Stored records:

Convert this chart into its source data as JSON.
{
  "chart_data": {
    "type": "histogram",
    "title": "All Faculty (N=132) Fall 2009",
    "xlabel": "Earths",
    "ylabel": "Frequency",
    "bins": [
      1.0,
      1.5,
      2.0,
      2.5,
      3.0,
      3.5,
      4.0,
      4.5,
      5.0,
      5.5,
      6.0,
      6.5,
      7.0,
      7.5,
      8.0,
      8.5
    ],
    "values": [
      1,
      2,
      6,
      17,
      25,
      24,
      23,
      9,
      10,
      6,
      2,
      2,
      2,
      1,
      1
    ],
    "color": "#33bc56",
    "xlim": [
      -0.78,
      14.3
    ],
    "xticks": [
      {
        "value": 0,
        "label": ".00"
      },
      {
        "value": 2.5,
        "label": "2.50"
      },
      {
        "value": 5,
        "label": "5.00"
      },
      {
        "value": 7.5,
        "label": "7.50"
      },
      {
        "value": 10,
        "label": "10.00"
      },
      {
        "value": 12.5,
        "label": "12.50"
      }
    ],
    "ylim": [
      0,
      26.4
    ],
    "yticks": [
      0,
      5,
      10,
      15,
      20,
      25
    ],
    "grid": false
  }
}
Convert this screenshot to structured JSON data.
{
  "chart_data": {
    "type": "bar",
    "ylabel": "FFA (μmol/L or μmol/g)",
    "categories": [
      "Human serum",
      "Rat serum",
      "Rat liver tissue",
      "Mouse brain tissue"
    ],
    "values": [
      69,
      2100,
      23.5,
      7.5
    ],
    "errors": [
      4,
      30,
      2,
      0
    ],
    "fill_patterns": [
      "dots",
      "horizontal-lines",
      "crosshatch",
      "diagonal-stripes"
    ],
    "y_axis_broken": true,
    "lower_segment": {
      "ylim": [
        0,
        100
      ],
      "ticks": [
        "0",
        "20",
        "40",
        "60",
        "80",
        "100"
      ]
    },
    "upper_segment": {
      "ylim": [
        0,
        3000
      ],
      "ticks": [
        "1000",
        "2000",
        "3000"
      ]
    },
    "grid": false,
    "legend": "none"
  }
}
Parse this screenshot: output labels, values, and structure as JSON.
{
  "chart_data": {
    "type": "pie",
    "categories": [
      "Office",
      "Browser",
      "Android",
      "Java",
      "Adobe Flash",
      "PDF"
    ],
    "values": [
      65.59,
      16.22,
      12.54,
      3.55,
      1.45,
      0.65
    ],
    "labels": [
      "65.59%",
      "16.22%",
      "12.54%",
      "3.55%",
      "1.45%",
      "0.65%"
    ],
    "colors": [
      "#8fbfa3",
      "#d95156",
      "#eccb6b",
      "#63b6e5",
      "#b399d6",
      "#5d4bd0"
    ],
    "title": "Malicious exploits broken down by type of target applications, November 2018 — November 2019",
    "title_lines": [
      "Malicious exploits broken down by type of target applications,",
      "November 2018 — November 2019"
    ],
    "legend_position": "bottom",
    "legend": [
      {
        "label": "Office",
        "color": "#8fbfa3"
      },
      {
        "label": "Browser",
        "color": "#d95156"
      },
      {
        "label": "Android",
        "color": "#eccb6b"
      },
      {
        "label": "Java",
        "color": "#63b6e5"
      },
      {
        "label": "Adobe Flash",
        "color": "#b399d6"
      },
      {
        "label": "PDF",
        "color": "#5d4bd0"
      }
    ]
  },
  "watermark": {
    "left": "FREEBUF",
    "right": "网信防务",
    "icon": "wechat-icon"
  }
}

REQUIRED WORK: Write out every record, exactly as written.

SOLVED EXERCISE:
Convert this chart into its source data as JSON.
{
  "chart_data": {
    "type": "histogram",
    "title": "All Faculty (N=132) Fall 2009",
    "xlabel": "Earths",
    "ylabel": "Frequency",
    "bins": [
      1.0,
      1.5,
      2.0,
      2.5,
      3.0,
      3.5,
      4.0,
      4.5,
      5.0,
      5.5,
      6.0,
      6.5,
      7.0,
      7.5,
      8.0,
      8.5
    ],
    "values": [
      1,
      2,
      6,
      17,
      25,
      24,
      23,
      9,
      10,
      6,
      2,
      2,
      2,
      1,
      1
    ],
    "color": "#33bc56",
    "xlim": [
      -0.78,
      14.3
    ],
    "xticks": [
      {
        "value": 0,
        "label": ".00"
      },
      {
        "value": 2.5,
        "label": "2.50"
      },
      {
        "value": 5,
        "label": "5.00"
      },
      {
        "value": 7.5,
        "label": "7.50"
      },
      {
        "value": 10,
        "label": "10.00"
      },
      {
        "value": 12.5,
        "label": "12.50"
      }
    ],
    "ylim": [
      0,
      26.4
    ],
    "yticks": [
      0,
      5,
      10,
      15,
      20,
      25
    ],
    "grid": false
  }
}
Convert this screenshot to structured JSON data.
{
  "chart_data": {
    "type": "bar",
    "ylabel": "FFA (μmol/L or μmol/g)",
    "categories": [
      "Human serum",
      "Rat serum",
      "Rat liver tissue",
      "Mouse brain tissue"
    ],
    "values": [
      69,
      2100,
      23.5,
      7.5
    ],
    "errors": [
      4,
      30,
      2,
      0
    ],
    "fill_patterns": [
      "dots",
      "horizontal-lines",
      "crosshatch",
      "diagonal-stripes"
    ],
    "y_axis_broken": true,
    "lower_segment": {
      "ylim": [
        0,
        100
      ],
      "ticks": [
        "0",
        "20",
        "40",
        "60",
        "80",
        "100"
      ]
    },
    "upper_segment": {
      "ylim": [
        0,
        3000
      ],
      "ticks": [
        "1000",
        "2000",
        "3000"
      ]
    },
    "grid": false,
    "legend": "none"
  }
}
Parse this screenshot: output labels, values, and structure as JSON.
{
  "chart_data": {
    "type": "pie",
    "categories": [
      "Office",
      "Browser",
      "Android",
      "Java",
      "Adobe Flash",
      "PDF"
    ],
    "values": [
      65.59,
      16.22,
      12.54,
      3.55,
      1.45,
      0.65
    ],
    "labels": [
      "65.59%",
      "16.22%",
      "12.54%",
      "3.55%",
      "1.45%",
      "0.65%"
    ],
    "colors": [
      "#8fbfa3",
      "#d95156",
      "#eccb6b",
      "#63b6e5",
      "#b399d6",
      "#5d4bd0"
    ],
    "title": "Malicious exploits broken down by type of target applications, November 2018 — November 2019",
    "title_lines": [
      "Malicious exploits broken down by type of target applications,",
      "November 2018 — November 2019"
    ],
    "legend_position": "bottom",
    "legend": [
      {
        "label": "Office",
        "color": "#8fbfa3"
      },
      {
        "label": "Browser",
        "color": "#d95156"
      },
      {
        "label": "Android",
        "color": "#eccb6b"
      },
      {
        "label": "Java",
        "color": "#63b6e5"
      },
      {
        "label": "Adobe Flash",
        "color": "#b399d6"
      },
      {
        "label": "PDF",
        "color": "#5d4bd0"
      }
    ]
  },
  "watermark": {
    "left": "FREEBUF",
    "right": "网信防务",
    "icon": "wechat-icon"
  }
}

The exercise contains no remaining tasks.